== SET PROBLEM ==
Extract exactly and only the lines of the data below, starting at the line with "Decode this image" and stopping after the final line.

== ENTRIES PROVIDED ==

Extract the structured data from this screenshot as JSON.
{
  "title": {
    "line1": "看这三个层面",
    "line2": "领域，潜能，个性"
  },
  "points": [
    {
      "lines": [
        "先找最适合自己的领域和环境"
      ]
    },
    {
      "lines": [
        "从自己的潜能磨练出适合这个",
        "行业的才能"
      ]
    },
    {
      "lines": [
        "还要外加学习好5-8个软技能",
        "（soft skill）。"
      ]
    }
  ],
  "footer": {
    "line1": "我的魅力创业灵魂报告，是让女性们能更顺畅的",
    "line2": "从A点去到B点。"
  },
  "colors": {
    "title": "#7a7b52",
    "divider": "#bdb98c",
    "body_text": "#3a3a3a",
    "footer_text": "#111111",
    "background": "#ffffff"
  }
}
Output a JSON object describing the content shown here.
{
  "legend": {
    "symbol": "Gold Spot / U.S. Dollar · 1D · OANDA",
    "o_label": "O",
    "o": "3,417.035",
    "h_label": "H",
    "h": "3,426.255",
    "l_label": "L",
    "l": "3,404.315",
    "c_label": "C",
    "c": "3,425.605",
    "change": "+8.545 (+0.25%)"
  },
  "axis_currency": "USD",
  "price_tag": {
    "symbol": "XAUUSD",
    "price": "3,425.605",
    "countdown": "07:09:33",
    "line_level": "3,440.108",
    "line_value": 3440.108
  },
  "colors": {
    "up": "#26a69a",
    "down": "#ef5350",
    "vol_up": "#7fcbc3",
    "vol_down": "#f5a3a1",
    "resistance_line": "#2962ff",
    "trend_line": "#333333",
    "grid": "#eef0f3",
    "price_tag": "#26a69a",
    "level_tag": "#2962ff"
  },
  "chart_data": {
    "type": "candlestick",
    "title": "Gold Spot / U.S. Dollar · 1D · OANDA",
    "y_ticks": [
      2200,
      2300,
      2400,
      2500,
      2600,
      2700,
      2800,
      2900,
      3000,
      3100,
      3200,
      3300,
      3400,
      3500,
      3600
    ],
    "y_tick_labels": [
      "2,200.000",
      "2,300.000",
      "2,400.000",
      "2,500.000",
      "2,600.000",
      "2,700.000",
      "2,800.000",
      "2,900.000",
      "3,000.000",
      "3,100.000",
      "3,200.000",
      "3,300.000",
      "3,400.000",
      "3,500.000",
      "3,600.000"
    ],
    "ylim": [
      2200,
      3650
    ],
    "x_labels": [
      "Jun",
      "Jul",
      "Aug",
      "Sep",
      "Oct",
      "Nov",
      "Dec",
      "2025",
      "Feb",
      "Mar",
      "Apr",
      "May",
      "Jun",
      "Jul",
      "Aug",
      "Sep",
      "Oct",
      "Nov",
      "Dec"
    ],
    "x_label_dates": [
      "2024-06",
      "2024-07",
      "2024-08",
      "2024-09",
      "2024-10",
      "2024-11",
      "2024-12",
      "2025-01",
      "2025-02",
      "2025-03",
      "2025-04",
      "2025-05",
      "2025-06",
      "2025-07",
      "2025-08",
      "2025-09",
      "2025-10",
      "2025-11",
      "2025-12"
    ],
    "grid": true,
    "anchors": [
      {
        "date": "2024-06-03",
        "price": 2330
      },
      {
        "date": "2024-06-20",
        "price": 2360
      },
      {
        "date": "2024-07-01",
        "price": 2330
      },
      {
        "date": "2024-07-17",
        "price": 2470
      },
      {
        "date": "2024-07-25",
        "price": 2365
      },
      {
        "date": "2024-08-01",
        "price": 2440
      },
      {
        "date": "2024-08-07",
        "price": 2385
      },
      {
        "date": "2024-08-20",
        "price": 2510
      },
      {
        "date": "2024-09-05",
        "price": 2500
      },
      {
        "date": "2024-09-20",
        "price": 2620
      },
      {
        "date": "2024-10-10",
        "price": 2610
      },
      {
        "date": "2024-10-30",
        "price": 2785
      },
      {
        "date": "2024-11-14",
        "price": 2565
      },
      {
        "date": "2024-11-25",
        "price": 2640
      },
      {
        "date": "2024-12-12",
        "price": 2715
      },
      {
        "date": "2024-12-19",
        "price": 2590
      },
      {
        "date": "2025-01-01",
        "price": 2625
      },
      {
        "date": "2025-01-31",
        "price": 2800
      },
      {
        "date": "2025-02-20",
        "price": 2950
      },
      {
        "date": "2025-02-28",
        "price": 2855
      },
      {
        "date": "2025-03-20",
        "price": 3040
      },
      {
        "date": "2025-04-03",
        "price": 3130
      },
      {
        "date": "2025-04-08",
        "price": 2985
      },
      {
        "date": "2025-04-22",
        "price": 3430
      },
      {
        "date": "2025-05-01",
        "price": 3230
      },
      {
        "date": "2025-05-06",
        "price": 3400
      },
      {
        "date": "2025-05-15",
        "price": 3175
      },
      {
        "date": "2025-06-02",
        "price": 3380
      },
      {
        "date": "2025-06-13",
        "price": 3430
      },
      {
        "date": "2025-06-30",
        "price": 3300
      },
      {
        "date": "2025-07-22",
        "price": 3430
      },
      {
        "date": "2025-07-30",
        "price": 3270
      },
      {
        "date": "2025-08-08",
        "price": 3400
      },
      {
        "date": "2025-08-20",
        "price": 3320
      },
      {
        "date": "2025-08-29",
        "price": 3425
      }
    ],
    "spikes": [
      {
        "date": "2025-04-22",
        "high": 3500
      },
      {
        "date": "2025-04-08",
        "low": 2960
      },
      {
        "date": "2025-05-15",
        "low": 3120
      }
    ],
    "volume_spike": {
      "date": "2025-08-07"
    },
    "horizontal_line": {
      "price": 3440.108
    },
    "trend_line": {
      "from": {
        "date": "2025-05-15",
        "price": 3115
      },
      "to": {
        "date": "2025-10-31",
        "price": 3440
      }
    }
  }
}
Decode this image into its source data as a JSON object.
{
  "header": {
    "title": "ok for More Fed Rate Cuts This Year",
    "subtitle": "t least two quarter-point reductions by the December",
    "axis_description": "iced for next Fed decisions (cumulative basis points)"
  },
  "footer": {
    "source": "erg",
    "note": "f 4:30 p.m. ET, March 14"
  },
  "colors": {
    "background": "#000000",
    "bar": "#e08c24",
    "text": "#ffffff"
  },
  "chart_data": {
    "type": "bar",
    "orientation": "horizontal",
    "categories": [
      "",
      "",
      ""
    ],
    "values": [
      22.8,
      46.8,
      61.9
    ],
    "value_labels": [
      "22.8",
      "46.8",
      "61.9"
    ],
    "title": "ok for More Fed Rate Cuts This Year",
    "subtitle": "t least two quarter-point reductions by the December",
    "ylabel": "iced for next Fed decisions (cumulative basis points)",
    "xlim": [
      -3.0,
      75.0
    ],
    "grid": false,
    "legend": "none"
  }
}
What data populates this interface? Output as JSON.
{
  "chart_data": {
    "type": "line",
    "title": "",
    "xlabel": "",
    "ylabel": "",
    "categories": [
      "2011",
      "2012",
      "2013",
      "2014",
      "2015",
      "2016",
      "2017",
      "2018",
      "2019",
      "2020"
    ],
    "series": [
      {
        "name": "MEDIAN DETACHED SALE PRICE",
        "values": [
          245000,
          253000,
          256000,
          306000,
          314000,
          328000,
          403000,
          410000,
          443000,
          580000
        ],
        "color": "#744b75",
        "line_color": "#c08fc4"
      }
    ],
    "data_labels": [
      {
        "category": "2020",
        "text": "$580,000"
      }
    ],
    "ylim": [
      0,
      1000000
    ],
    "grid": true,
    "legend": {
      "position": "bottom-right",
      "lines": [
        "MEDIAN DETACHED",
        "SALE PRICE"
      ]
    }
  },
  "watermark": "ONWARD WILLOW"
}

== RESPONSE FOR THIS EXERCISE ==
Decode this image into its source data as a JSON object.
{
  "header": {
    "title": "ok for More Fed Rate Cuts This Year",
    "subtitle": "t least two quarter-point reductions by the December",
    "axis_description": "iced for next Fed decisions (cumulative basis points)"
  },
  "footer": {
    "source": "erg",
    "note": "f 4:30 p.m. ET, March 14"
  },
  "colors": {
    "background": "#000000",
    "bar": "#e08c24",
    "text": "#ffffff"
  },
  "chart_data": {
    "type": "bar",
    "orientation": "horizontal",
    "categories": [
      "",
      "",
      ""
    ],
    "values": [
      22.8,
      46.8,
      61.9
    ],
    "value_labels": [
      "22.8",
      "46.8",
      "61.9"
    ],
    "title": "ok for More Fed Rate Cuts This Year",
    "subtitle": "t least two quarter-point reductions by the December",
    "ylabel": "iced for next Fed decisions (cumulative basis points)",
    "xlim": [
      -3.0,
      75.0
    ],
    "grid": false,
    "legend": "none"
  }
}
What data populates this interface? Output as JSON.
{
  "chart_data": {
    "type": "line",
    "title": "",
    "xlabel": "",
    "ylabel": "",
    "categories": [
      "2011",
      "2012",
      "2013",
      "2014",
      "2015",
      "2016",
      "2017",
      "2018",
      "2019",
      "2020"
    ],
    "series": [
      {
        "name": "MEDIAN DETACHED SALE PRICE",
        "values": [
          245000,
          253000,
          256000,
          306000,
          314000,
          328000,
          403000,
          410000,
          443000,
          580000
        ],
        "color": "#744b75",
        "line_color": "#c08fc4"
      }
    ],
    "data_labels": [
      {
        "category": "2020",
        "text": "$580,000"
      }
    ],
    "ylim": [
      0,
      1000000
    ],
    "grid": true,
    "legend": {
      "position": "bottom-right",
      "lines": [
        "MEDIAN DETACHED",
        "SALE PRICE"
      ]
    }
  },
  "watermark": "ONWARD WILLOW"
}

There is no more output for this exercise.